▶ **Records shown**

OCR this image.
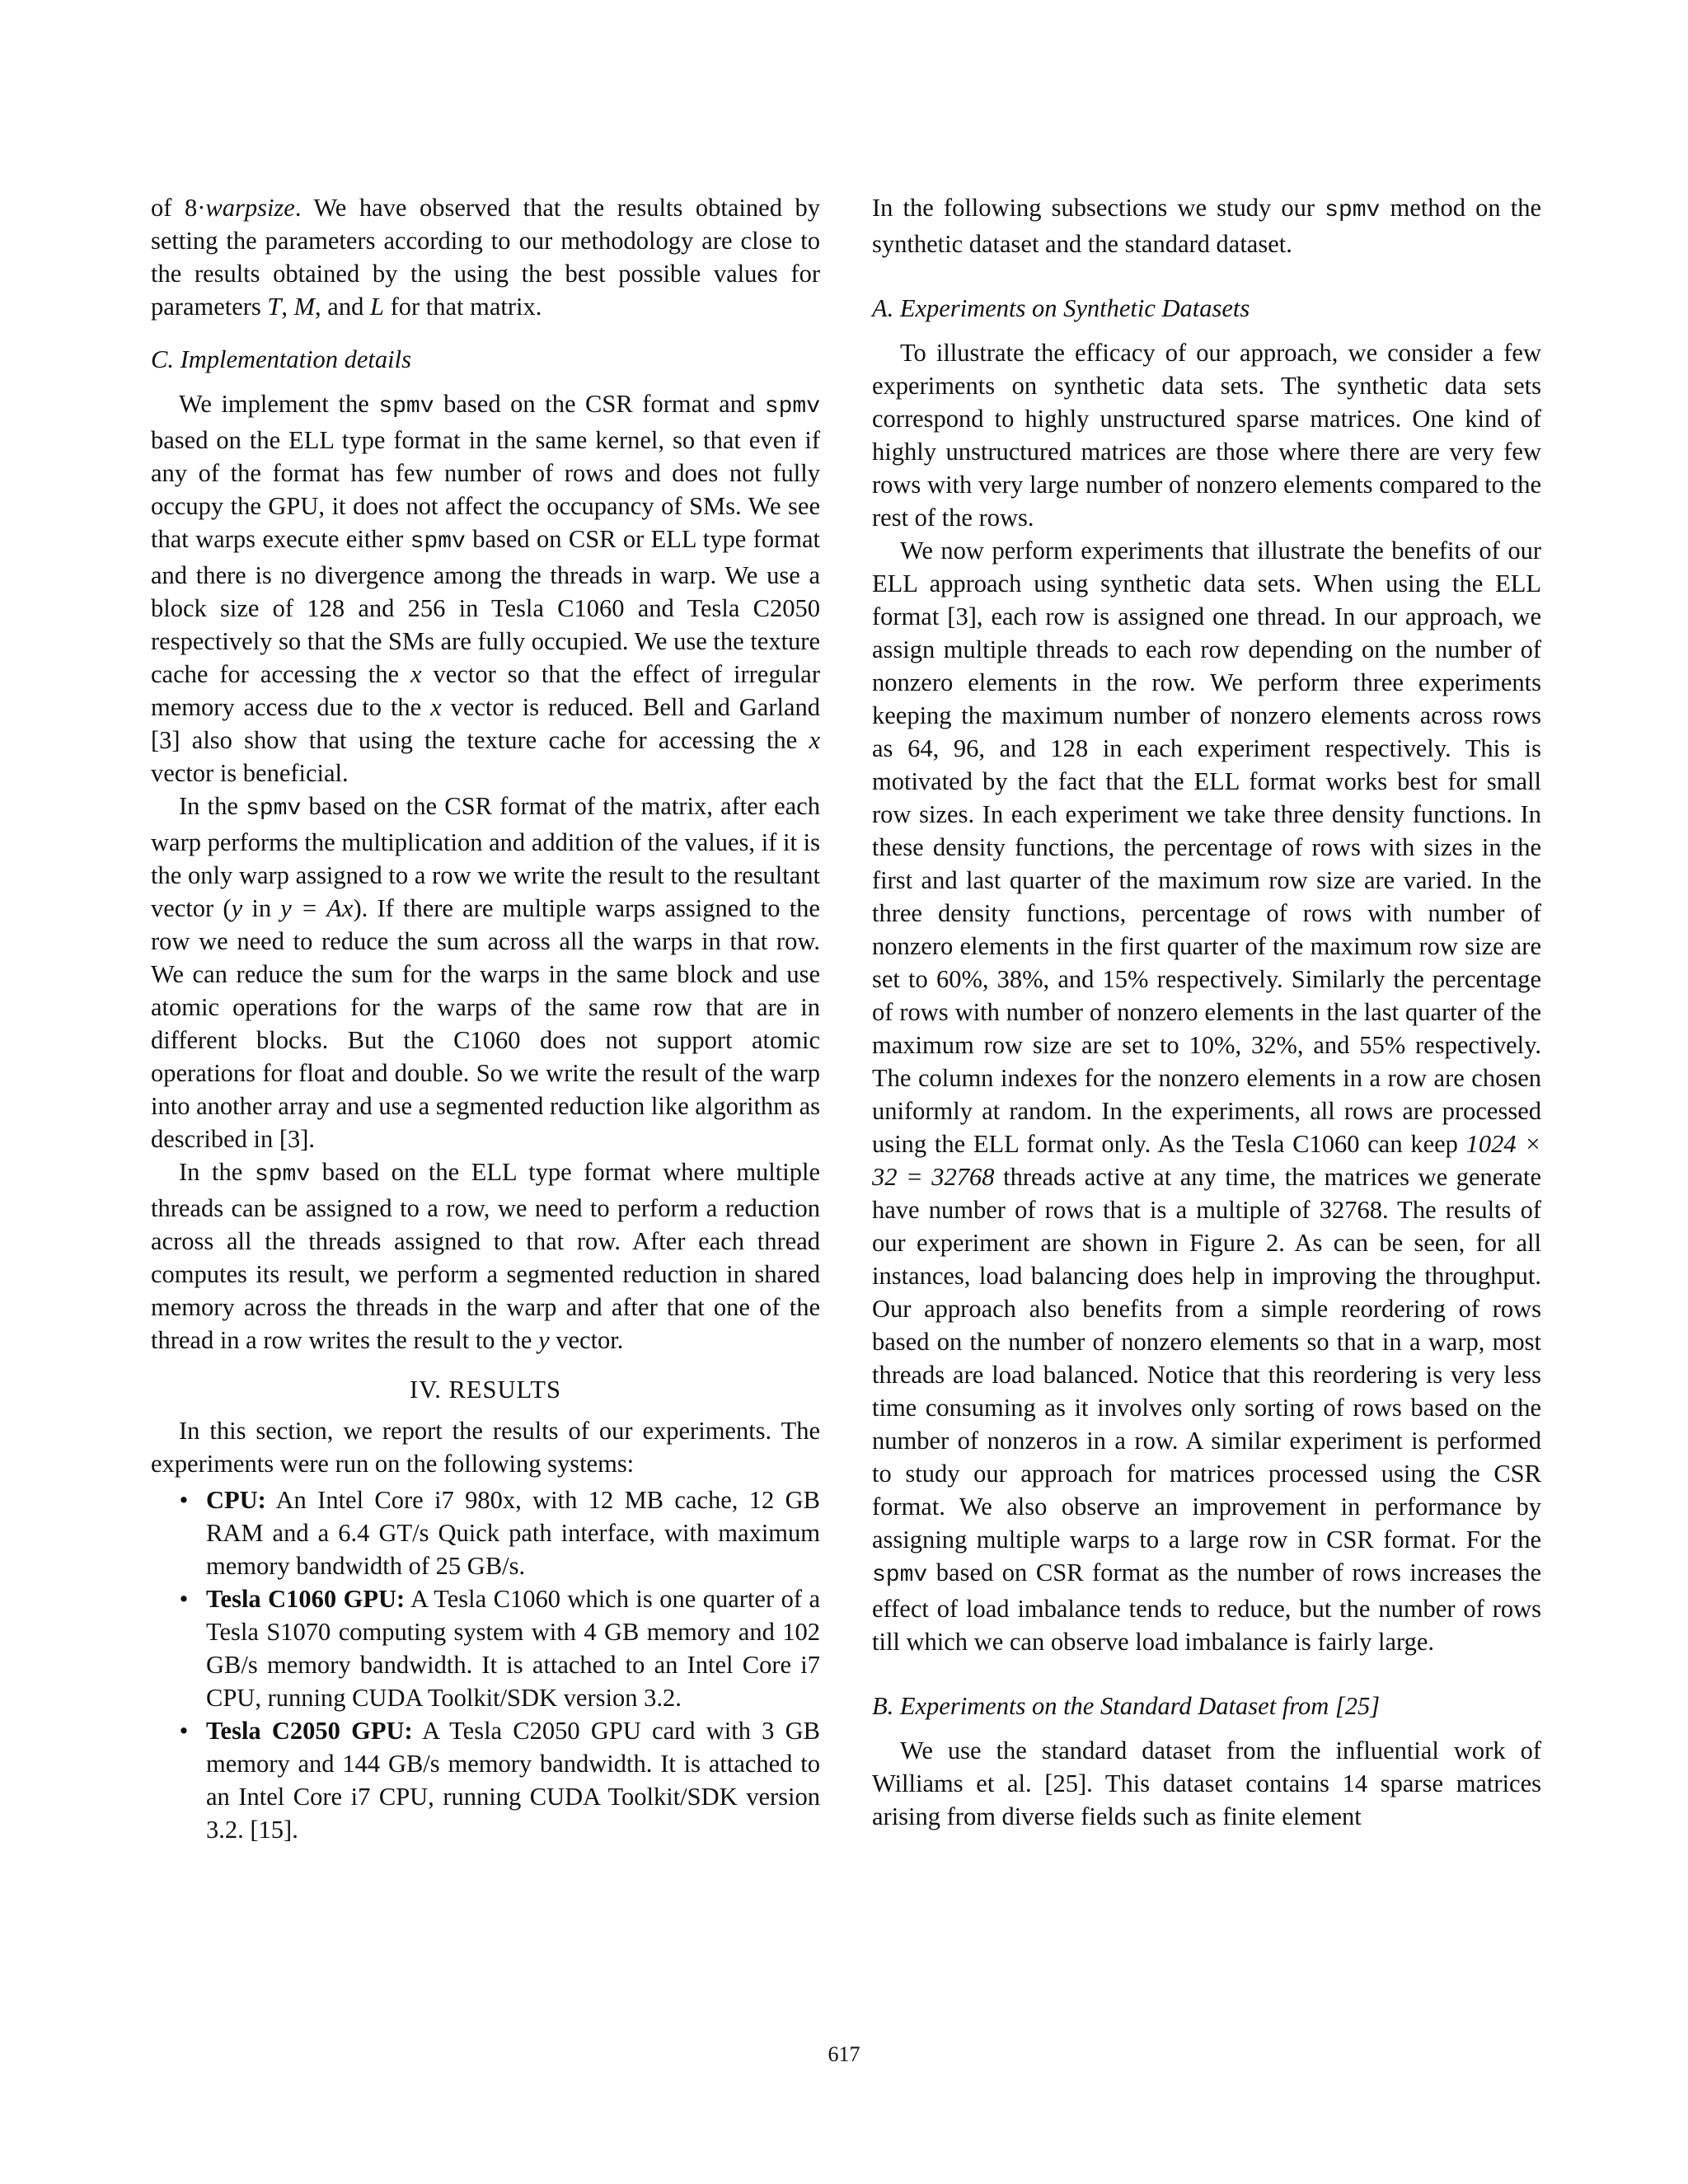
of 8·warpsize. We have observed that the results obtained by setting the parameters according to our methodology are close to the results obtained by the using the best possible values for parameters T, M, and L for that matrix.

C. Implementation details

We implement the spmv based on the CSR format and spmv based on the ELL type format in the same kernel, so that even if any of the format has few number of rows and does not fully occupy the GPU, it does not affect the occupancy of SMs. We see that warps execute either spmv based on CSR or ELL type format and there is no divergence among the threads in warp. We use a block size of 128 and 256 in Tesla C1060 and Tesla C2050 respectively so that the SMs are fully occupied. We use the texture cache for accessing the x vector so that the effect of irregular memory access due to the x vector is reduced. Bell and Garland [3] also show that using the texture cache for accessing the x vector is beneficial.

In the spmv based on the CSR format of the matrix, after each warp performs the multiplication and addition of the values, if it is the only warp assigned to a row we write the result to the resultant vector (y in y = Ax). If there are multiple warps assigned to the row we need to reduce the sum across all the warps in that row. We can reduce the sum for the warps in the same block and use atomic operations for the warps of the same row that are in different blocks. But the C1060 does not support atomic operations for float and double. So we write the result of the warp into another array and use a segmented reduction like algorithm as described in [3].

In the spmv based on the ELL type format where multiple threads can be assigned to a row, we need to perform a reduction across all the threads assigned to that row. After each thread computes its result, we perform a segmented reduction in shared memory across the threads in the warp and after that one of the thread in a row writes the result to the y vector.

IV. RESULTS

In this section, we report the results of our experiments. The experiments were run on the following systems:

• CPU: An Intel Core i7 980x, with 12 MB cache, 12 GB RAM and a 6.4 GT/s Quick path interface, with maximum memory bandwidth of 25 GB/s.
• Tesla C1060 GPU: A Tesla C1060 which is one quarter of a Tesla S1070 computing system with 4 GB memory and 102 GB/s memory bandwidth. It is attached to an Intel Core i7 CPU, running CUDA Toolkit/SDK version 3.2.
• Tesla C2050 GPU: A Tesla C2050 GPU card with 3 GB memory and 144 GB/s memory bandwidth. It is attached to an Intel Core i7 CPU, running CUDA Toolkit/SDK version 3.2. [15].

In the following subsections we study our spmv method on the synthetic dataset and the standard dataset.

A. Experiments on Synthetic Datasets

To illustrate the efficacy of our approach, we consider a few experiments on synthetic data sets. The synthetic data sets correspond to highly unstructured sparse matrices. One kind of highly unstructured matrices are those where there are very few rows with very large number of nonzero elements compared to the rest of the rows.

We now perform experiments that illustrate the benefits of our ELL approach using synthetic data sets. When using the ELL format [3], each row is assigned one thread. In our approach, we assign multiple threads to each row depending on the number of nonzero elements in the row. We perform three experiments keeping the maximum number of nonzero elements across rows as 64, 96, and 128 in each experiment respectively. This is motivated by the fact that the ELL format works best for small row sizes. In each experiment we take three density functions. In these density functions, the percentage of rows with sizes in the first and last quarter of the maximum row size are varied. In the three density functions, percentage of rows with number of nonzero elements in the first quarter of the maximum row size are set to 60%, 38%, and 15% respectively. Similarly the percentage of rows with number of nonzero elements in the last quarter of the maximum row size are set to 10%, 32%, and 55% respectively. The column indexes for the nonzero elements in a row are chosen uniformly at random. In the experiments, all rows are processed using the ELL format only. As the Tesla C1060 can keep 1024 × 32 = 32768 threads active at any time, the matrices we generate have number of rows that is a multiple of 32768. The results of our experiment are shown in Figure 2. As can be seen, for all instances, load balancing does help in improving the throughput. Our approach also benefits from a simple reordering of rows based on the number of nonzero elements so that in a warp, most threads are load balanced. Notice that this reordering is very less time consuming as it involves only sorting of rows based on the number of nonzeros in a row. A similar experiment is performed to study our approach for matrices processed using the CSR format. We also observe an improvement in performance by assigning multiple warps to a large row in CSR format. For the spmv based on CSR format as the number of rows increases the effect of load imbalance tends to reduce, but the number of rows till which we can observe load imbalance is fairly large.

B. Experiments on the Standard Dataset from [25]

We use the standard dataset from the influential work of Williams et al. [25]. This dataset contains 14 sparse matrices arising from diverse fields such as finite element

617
* * *
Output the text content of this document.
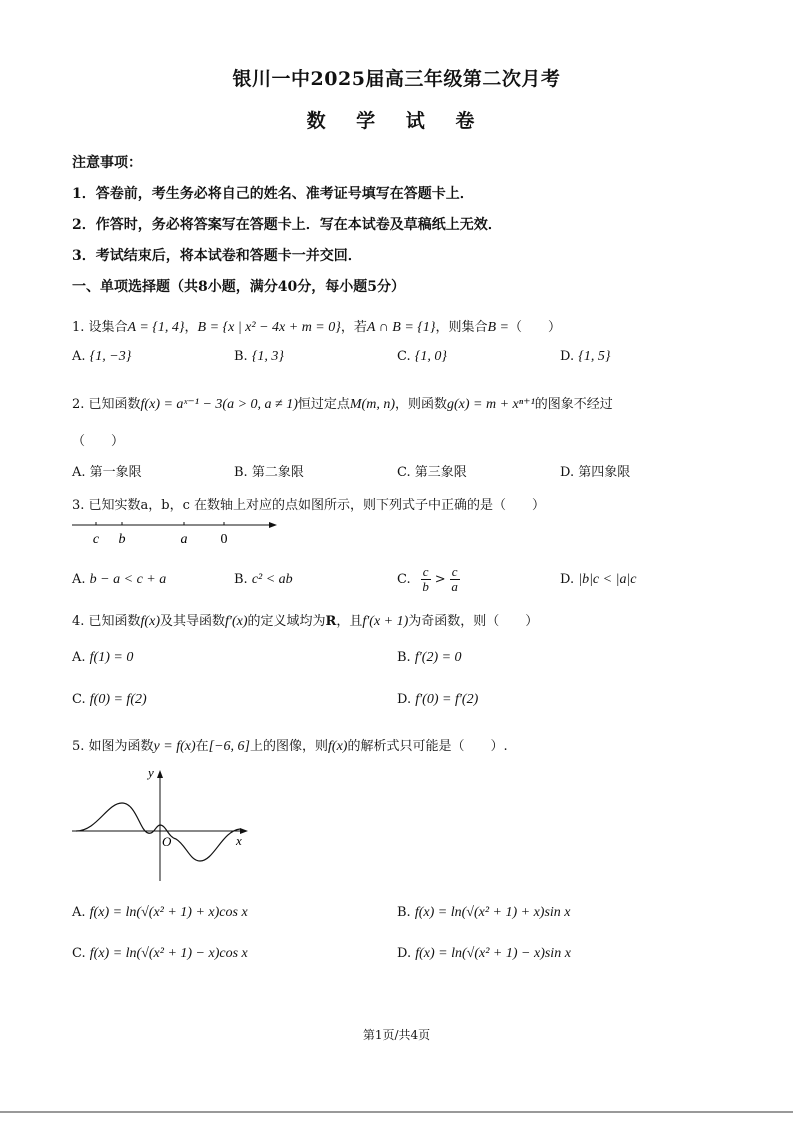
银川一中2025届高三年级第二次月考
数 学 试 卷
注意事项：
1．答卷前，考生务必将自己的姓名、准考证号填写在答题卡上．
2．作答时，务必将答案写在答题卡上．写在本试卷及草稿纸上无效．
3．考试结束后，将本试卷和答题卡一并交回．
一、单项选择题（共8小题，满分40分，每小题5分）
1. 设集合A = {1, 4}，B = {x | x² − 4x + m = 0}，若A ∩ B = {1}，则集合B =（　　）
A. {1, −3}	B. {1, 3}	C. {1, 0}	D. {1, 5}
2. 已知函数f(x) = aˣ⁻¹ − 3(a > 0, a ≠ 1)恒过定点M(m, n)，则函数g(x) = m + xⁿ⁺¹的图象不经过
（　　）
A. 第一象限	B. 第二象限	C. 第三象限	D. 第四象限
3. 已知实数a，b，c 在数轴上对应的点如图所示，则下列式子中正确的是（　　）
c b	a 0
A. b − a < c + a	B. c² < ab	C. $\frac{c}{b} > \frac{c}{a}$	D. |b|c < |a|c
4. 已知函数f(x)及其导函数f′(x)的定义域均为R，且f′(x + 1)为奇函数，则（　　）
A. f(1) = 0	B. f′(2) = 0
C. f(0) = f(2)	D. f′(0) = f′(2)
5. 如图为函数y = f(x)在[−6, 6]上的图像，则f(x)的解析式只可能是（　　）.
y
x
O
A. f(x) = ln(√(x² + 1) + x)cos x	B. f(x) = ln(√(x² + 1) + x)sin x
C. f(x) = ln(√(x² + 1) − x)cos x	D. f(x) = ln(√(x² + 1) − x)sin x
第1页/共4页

▶ **Instructions to follow**
Search the preceding listing for the word "following" and pull out every line that holds it.

▶ **The result**
In this section, we report the results of our experiments. The experiments were run on the following systems:
In the following subsections we study our spmv method on the synthetic dataset and the standard dataset.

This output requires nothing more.